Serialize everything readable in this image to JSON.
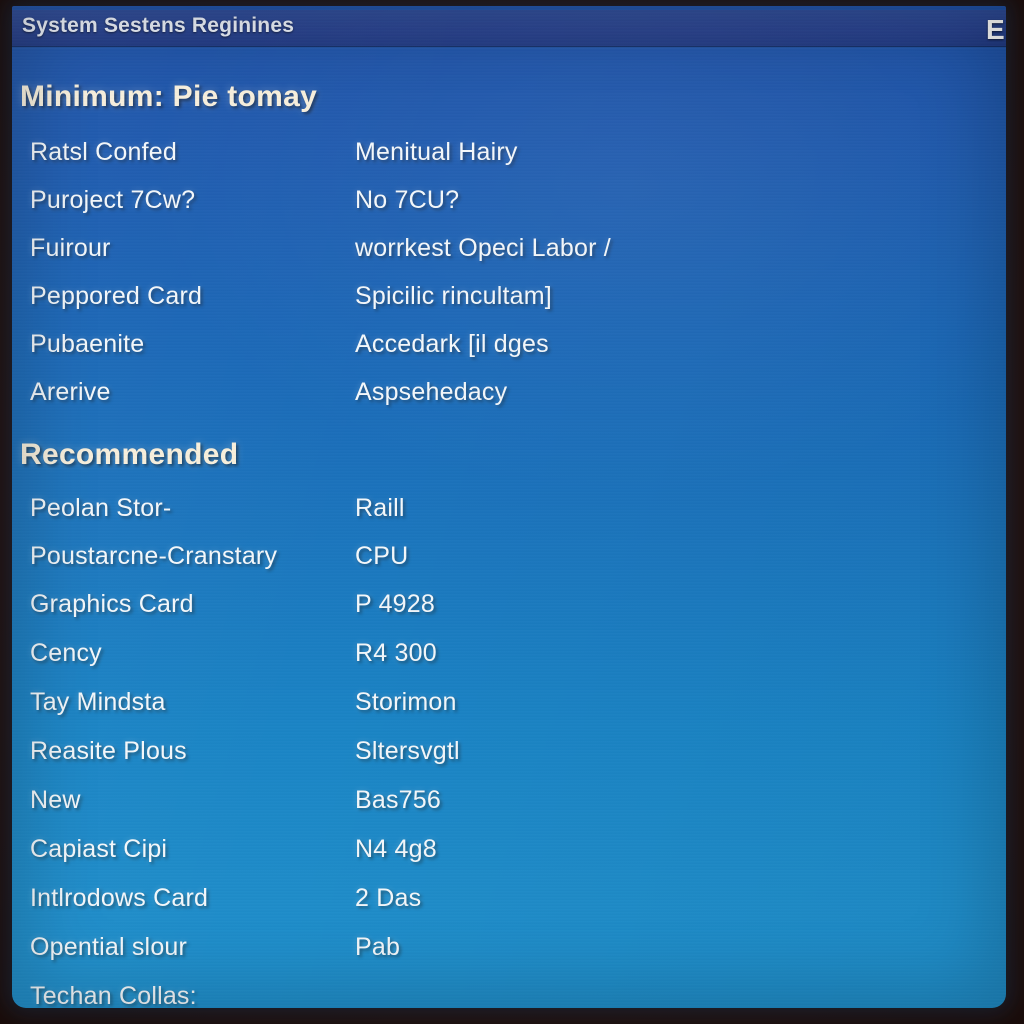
{
  "window": {
    "title": "System Sestens Reginines",
    "corner_glyph": "E",
    "accent_title_bar": "#26408d",
    "background_top": "#1d4fa4",
    "background_bottom": "#1f8fcb",
    "heading_color": "#f7efdc",
    "text_color": "#f4f8fb"
  },
  "sections": [
    {
      "heading": "Minimum: Pie tomay",
      "rows": [
        {
          "label": "Ratsl Confed",
          "value": "Menitual Hairy"
        },
        {
          "label": "Puroject 7Cw?",
          "value": "No 7CU?"
        },
        {
          "label": "Fuirour",
          "value": "worrkest Opeci Labor /"
        },
        {
          "label": "Peppored Card",
          "value": "Spicilic rincultam]"
        },
        {
          "label": "Pubaenite",
          "value": "Accedark [il dges"
        },
        {
          "label": "Arerive",
          "value": "Aspsehedacy"
        }
      ]
    },
    {
      "heading": "Recommended",
      "rows": [
        {
          "label": "Peolan Stor-",
          "value": "Raill"
        },
        {
          "label": "Poustarcne-Cranstary",
          "value": "CPU"
        },
        {
          "label": "Graphics Card",
          "value": "P 4928"
        },
        {
          "label": "Cency",
          "value": "R4 300"
        },
        {
          "label": "Tay Mindsta",
          "value": "Storimon"
        },
        {
          "label": "Reasite Plous",
          "value": "Sltersvgtl"
        },
        {
          "label": "New",
          "value": "Bas756"
        },
        {
          "label": "Capiast Cipi",
          "value": "N4 4g8"
        },
        {
          "label": "Intlrodows Card",
          "value": "2 Das"
        },
        {
          "label": "Opential slour",
          "value": "Pab"
        }
      ]
    }
  ],
  "footer": {
    "label": "Techan Collas:"
  }
}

◆ TASK TO CARRY OUT: Lines that hold the word "Card" are the ones to return, every one of them.

◆ OUTPUT:
          "label": "Peppored Card",
          "label": "Graphics Card",
          "label": "Intlrodows Card",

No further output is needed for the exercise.